## OBJECTIVE
Copy every line from the records below that holds the word "одрж".
***** RECORDS FOR THE TASK *****
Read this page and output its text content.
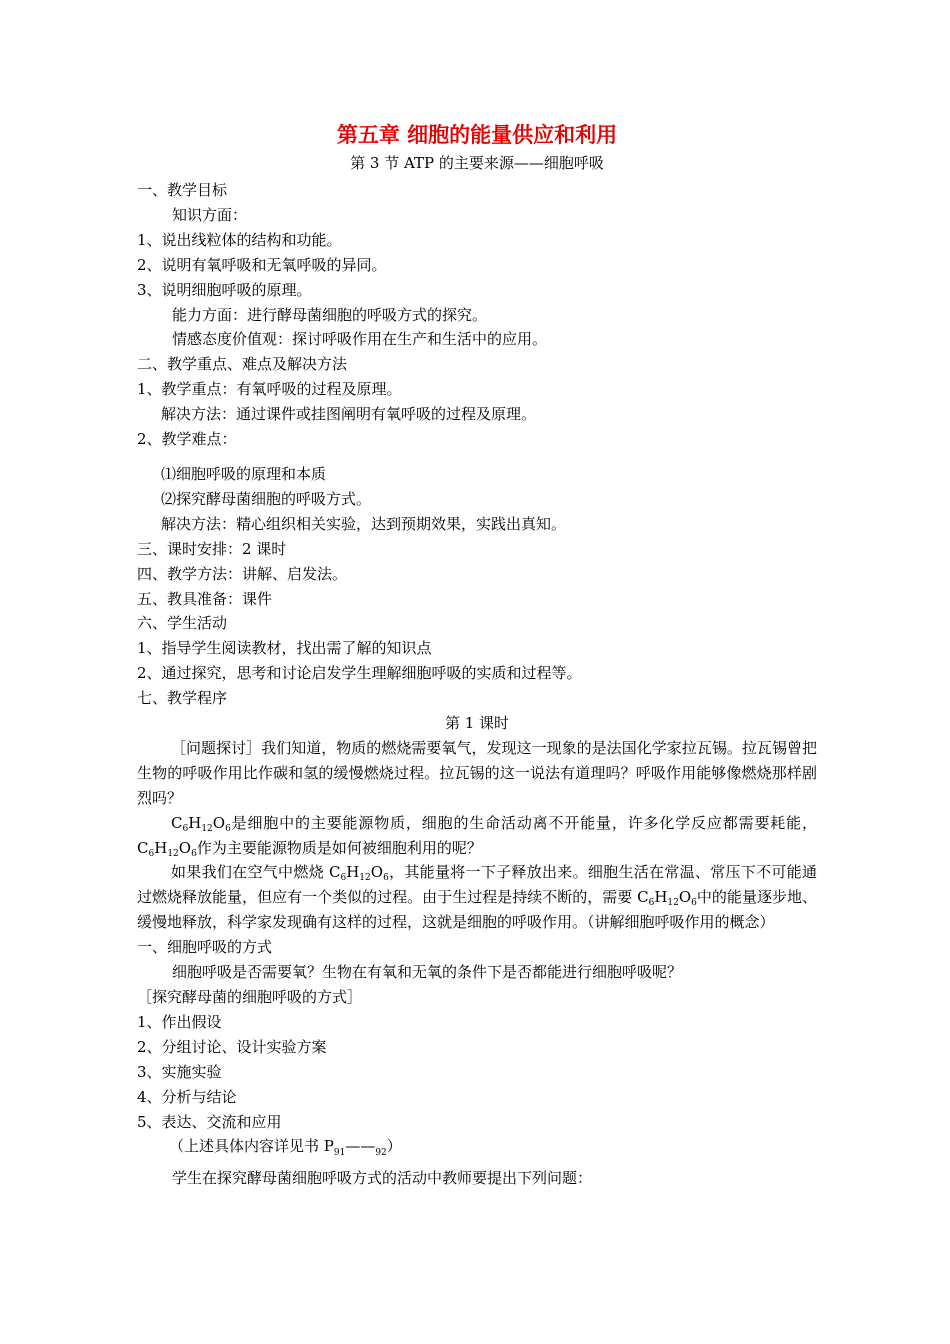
第五章 细胞的能量供应和利用

第 3 节 ATP 的主要来源——细胞呼吸

一、教学目标

知识方面：

1、说出线粒体的结构和功能。

2、说明有氧呼吸和无氧呼吸的异同。

3、说明细胞呼吸的原理。

能力方面：进行酵母菌细胞的呼吸方式的探究。

情感态度价值观：探讨呼吸作用在生产和生活中的应用。

二、教学重点、难点及解决方法

1、教学重点：有氧呼吸的过程及原理。

解决方法：通过课件或挂图阐明有氧呼吸的过程及原理。

2、教学难点：

⑴细胞呼吸的原理和本质

⑵探究酵母菌细胞的呼吸方式。

解决方法：精心组织相关实验，达到预期效果，实践出真知。

三、课时安排：2 课时

四、教学方法：讲解、启发法。

五、教具准备：课件

六、学生活动

1、指导学生阅读教材，找出需了解的知识点

2、通过探究，思考和讨论启发学生理解细胞呼吸的实质和过程等。

七、教学程序

第 1 课时

［问题探讨］我们知道，物质的燃烧需要氧气，发现这一现象的是法国化学家拉瓦锡。拉瓦锡曾把生物的呼吸作用比作碳和氢的缓慢燃烧过程。拉瓦锡的这一说法有道理吗？呼吸作用能够像燃烧那样剧烈吗？

$C_6H_{12}O_6$是细胞中的主要能源物质，细胞的生命活动离不开能量，许多化学反应都需要耗能，$C_6H_{12}O_6$作为主要能源物质是如何被细胞利用的呢？

如果我们在空气中燃烧 $C_6H_{12}O_6$，其能量将一下子释放出来。细胞生活在常温、常压下不可能通过燃烧释放能量，但应有一个类似的过程。由于生过程是持续不断的，需要 $C_6H_{12}O_6$中的能量逐步地、缓慢地释放，科学家发现确有这样的过程，这就是细胞的呼吸作用。（讲解细胞呼吸作用的概念）

一、细胞呼吸的方式

细胞呼吸是否需要氧？生物在有氧和无氧的条件下是否都能进行细胞呼吸呢？

［探究酵母菌的细胞呼吸的方式］

1、作出假设

2、分组讨论、设计实验方案

3、实施实验

4、分析与结论

5、表达、交流和应用

（上述具体内容详见书 $P_{91}——_{92}$）

学生在探究酵母菌细胞呼吸方式的活动中教师要提出下列问题：
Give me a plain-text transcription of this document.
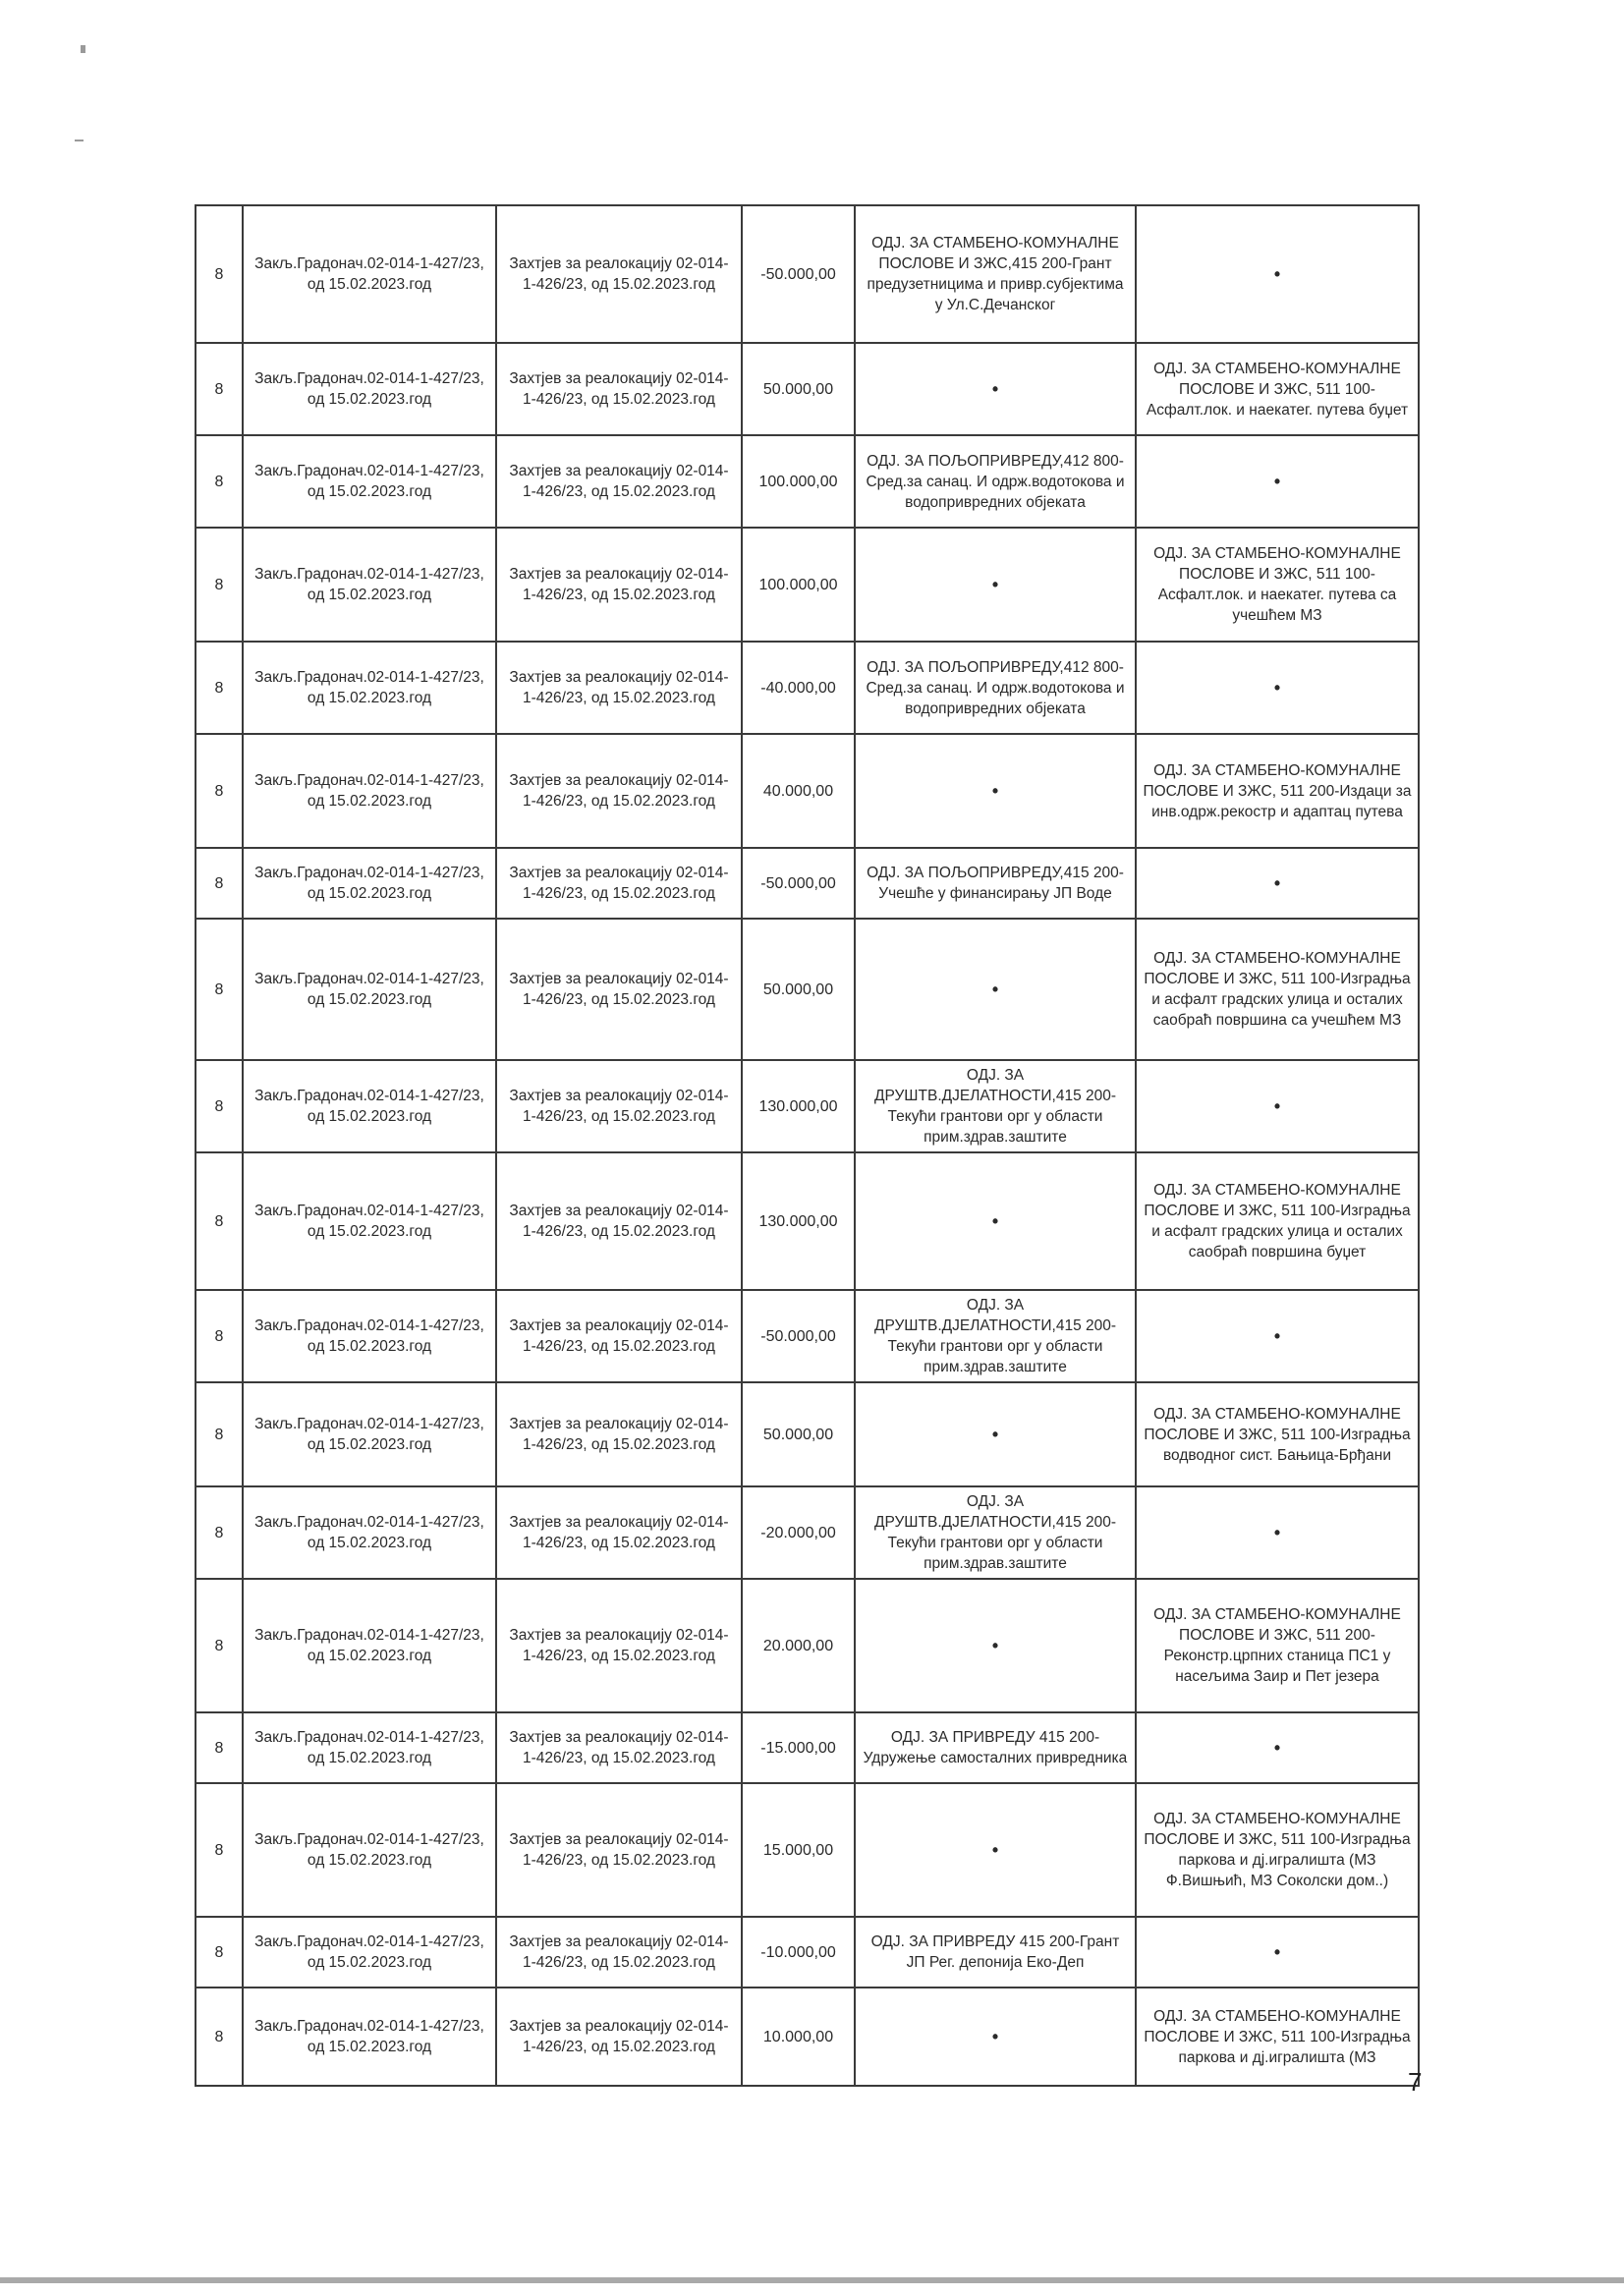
8	Закљ.Градонач.02-014-1-427/23, од 15.02.2023.год	Захтјев за реалокацију 02-014-1-426/23, од 15.02.2023.год	-50.000,00	ОДЈ. ЗА СТАМБЕНО-КОМУНАЛНЕ ПОСЛОВЕ И ЗЖС,415 200-Грант предузетницима и привр.субјектима у Ул.С.Дечанског	•
8	Закљ.Градонач.02-014-1-427/23, од 15.02.2023.год	Захтјев за реалокацију 02-014-1-426/23, од 15.02.2023.год	50.000,00	•	ОДЈ. ЗА СТАМБЕНО-КОМУНАЛНЕ ПОСЛОВЕ И ЗЖС, 511 100-Асфалт.лок. и наекатег. путева буџет
8	Закљ.Градонач.02-014-1-427/23, од 15.02.2023.год	Захтјев за реалокацију 02-014-1-426/23, од 15.02.2023.год	100.000,00	ОДЈ. ЗА ПОЉОПРИВРЕДУ,412 800-Сред.за санац. И одрж.водотокова и водопривредних објеката	•
8	Закљ.Градонач.02-014-1-427/23, од 15.02.2023.год	Захтјев за реалокацију 02-014-1-426/23, од 15.02.2023.год	100.000,00	•	ОДЈ. ЗА СТАМБЕНО-КОМУНАЛНЕ ПОСЛОВЕ И ЗЖС, 511 100-Асфалт.лок. и наекатег. путева са учешћем МЗ
8	Закљ.Градонач.02-014-1-427/23, од 15.02.2023.год	Захтјев за реалокацију 02-014-1-426/23, од 15.02.2023.год	-40.000,00	ОДЈ. ЗА ПОЉОПРИВРЕДУ,412 800-Сред.за санац. И одрж.водотокова и водопривредних објеката	•
8	Закљ.Градонач.02-014-1-427/23, од 15.02.2023.год	Захтјев за реалокацију 02-014-1-426/23, од 15.02.2023.год	40.000,00	•	ОДЈ. ЗА СТАМБЕНО-КОМУНАЛНЕ ПОСЛОВЕ И ЗЖС, 511 200-Издаци за инв.одрж.рекостр и адаптац путева
8	Закљ.Градонач.02-014-1-427/23, од 15.02.2023.год	Захтјев за реалокацију 02-014-1-426/23, од 15.02.2023.год	-50.000,00	ОДЈ. ЗА ПОЉОПРИВРЕДУ,415 200-Учешће у финансирању ЈП Воде	•
8	Закљ.Градонач.02-014-1-427/23, од 15.02.2023.год	Захтјев за реалокацију 02-014-1-426/23, од 15.02.2023.год	50.000,00	•	ОДЈ. ЗА СТАМБЕНО-КОМУНАЛНЕ ПОСЛОВЕ И ЗЖС, 511 100-Изградња и асфалт градских улица и осталих саобраћ површина са учешћем МЗ
8	Закљ.Градонач.02-014-1-427/23, од 15.02.2023.год	Захтјев за реалокацију 02-014-1-426/23, од 15.02.2023.год	130.000,00	ОДЈ. ЗА ДРУШТВ.ДЈЕЛАТНОСТИ,415 200-Текући грантови орг у области прим.здрав.заштите	•
8	Закљ.Градонач.02-014-1-427/23, од 15.02.2023.год	Захтјев за реалокацију 02-014-1-426/23, од 15.02.2023.год	130.000,00	•	ОДЈ. ЗА СТАМБЕНО-КОМУНАЛНЕ ПОСЛОВЕ И ЗЖС, 511 100-Изградња и асфалт градских улица и осталих саобраћ површина буџет
8	Закљ.Градонач.02-014-1-427/23, од 15.02.2023.год	Захтјев за реалокацију 02-014-1-426/23, од 15.02.2023.год	-50.000,00	ОДЈ. ЗА ДРУШТВ.ДЈЕЛАТНОСТИ,415 200-Текући грантови орг у области прим.здрав.заштите	•
8	Закљ.Градонач.02-014-1-427/23, од 15.02.2023.год	Захтјев за реалокацију 02-014-1-426/23, од 15.02.2023.год	50.000,00	•	ОДЈ. ЗА СТАМБЕНО-КОМУНАЛНЕ ПОСЛОВЕ И ЗЖС, 511 100-Изградња водводног сист. Бањица-Брђани
8	Закљ.Градонач.02-014-1-427/23, од 15.02.2023.год	Захтјев за реалокацију 02-014-1-426/23, од 15.02.2023.год	-20.000,00	ОДЈ. ЗА ДРУШТВ.ДЈЕЛАТНОСТИ,415 200-Текући грантови орг у области прим.здрав.заштите	•
8	Закљ.Градонач.02-014-1-427/23, од 15.02.2023.год	Захтјев за реалокацију 02-014-1-426/23, од 15.02.2023.год	20.000,00	•	ОДЈ. ЗА СТАМБЕНО-КОМУНАЛНЕ ПОСЛОВЕ И ЗЖС, 511 200-Реконстр.црпних станица ПС1 у насељима Заир и Пет језера
8	Закљ.Градонач.02-014-1-427/23, од 15.02.2023.год	Захтјев за реалокацију 02-014-1-426/23, од 15.02.2023.год	-15.000,00	ОДЈ. ЗА ПРИВРЕДУ 415 200-Удружење самосталних привредника	•
8	Закљ.Градонач.02-014-1-427/23, од 15.02.2023.год	Захтјев за реалокацију 02-014-1-426/23, од 15.02.2023.год	15.000,00	•	ОДЈ. ЗА СТАМБЕНО-КОМУНАЛНЕ ПОСЛОВЕ И ЗЖС, 511 100-Изградња паркова и дј.игралишта (МЗ Ф.Вишњић, МЗ Соколски дом..)
8	Закљ.Градонач.02-014-1-427/23, од 15.02.2023.год	Захтјев за реалокацију 02-014-1-426/23, од 15.02.2023.год	-10.000,00	ОДЈ. ЗА ПРИВРЕДУ 415 200-Грант ЈП Рег. депонија Еко-Деп	•
8	Закљ.Градонач.02-014-1-427/23, од 15.02.2023.год	Захтјев за реалокацију 02-014-1-426/23, од 15.02.2023.год	10.000,00	•	ОДЈ. ЗА СТАМБЕНО-КОМУНАЛНЕ ПОСЛОВЕ И ЗЖС, 511 100-Изградња паркова и дј.игралишта (МЗ
7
*****
## THE RESPONSE
8	Закљ.Градонач.02-014-1-427/23, од 15.02.2023.год	Захтјев за реалокацију 02-014-1-426/23, од 15.02.2023.год	100.000,00	ОДЈ. ЗА ПОЉОПРИВРЕДУ,412 800-Сред.за санац. И одрж.водотокова и водопривредних објеката	•
8	Закљ.Градонач.02-014-1-427/23, од 15.02.2023.год	Захтјев за реалокацију 02-014-1-426/23, од 15.02.2023.год	-40.000,00	ОДЈ. ЗА ПОЉОПРИВРЕДУ,412 800-Сред.за санац. И одрж.водотокова и водопривредних објеката	•
8	Закљ.Градонач.02-014-1-427/23, од 15.02.2023.год	Захтјев за реалокацију 02-014-1-426/23, од 15.02.2023.год	40.000,00	•	ОДЈ. ЗА СТАМБЕНО-КОМУНАЛНЕ ПОСЛОВЕ И ЗЖС, 511 200-Издаци за инв.одрж.рекостр и адаптац путева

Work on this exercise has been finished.